> STATED TASK
Show every line in the records below that contains the word "this".

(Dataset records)
┌────────

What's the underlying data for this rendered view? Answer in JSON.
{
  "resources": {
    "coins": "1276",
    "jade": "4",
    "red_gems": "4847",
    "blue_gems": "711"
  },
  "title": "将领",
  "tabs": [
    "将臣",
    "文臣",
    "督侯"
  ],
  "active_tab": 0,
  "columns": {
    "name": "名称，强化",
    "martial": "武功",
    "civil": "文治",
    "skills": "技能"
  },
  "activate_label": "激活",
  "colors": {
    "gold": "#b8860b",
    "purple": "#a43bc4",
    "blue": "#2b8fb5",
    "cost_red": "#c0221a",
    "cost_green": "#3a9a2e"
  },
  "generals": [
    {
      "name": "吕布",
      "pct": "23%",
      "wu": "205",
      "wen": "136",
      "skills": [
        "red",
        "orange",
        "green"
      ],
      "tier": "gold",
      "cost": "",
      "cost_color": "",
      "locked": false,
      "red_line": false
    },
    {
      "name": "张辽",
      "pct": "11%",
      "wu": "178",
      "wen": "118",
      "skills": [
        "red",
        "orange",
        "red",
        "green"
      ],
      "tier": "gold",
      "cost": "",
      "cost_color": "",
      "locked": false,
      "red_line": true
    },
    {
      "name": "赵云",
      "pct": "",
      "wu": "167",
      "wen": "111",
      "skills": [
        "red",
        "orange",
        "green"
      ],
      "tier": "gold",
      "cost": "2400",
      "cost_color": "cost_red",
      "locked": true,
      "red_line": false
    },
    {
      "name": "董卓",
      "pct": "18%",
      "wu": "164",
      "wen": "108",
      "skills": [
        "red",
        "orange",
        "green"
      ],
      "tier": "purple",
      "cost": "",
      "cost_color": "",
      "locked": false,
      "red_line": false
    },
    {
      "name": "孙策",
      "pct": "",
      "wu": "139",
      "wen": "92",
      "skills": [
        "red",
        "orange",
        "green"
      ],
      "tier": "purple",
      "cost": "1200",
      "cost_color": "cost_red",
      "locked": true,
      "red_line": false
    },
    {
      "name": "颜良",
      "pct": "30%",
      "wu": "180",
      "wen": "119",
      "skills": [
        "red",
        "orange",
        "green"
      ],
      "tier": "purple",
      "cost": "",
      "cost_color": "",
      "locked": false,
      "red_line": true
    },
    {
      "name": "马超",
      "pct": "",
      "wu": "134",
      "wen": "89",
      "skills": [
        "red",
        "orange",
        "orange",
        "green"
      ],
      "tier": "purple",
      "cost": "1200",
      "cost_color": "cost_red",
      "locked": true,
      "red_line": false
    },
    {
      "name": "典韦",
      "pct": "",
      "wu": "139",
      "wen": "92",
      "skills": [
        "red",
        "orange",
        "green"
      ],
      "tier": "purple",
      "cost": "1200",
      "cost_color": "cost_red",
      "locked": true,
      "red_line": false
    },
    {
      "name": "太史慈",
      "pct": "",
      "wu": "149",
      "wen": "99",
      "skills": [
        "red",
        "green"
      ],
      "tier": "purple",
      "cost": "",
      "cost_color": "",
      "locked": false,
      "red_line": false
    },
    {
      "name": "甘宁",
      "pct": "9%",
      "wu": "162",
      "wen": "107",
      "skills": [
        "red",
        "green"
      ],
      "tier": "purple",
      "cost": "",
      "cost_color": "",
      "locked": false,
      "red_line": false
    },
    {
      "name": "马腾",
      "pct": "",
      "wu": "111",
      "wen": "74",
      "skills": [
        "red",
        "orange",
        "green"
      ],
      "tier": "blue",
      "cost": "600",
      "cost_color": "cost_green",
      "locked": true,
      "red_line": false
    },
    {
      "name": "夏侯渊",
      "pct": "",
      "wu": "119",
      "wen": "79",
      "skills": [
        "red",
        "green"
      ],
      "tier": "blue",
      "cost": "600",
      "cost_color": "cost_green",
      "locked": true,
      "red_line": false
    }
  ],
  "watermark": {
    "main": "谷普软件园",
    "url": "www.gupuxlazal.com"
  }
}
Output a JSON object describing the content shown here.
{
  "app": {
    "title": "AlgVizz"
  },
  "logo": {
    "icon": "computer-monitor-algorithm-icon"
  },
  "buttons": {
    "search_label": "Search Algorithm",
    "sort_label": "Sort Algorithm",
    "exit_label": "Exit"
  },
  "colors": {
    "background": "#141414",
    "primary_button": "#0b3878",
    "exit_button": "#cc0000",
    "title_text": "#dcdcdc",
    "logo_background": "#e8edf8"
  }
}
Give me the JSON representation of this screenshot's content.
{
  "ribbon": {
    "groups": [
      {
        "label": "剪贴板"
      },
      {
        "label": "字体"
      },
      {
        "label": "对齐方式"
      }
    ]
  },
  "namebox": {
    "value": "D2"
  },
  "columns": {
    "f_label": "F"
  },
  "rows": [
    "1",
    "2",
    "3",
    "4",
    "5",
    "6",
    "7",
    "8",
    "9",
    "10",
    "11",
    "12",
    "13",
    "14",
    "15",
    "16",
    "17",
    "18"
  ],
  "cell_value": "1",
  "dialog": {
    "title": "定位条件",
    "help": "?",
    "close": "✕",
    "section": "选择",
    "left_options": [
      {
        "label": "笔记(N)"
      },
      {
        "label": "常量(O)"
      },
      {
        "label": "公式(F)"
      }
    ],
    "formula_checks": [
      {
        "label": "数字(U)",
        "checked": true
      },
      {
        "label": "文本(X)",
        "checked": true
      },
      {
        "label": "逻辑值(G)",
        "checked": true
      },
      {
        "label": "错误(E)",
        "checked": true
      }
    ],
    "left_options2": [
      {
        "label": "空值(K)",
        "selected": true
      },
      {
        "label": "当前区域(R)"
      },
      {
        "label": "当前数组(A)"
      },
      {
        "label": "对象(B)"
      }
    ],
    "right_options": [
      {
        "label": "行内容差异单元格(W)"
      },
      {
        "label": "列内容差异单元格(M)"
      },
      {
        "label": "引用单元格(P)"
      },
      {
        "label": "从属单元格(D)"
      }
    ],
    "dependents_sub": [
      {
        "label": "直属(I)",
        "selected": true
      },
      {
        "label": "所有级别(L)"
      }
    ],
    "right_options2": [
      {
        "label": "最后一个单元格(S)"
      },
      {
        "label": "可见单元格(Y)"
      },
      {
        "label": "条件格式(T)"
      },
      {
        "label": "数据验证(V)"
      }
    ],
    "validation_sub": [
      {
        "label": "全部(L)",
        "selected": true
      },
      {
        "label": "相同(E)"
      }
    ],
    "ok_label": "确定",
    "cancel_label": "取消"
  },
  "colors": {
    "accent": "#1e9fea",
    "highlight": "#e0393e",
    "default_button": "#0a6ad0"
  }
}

└────────

> FULL OUTPUT
What's the underlying data for this rendered view? Answer in JSON.
Give me the JSON representation of this screenshot's content.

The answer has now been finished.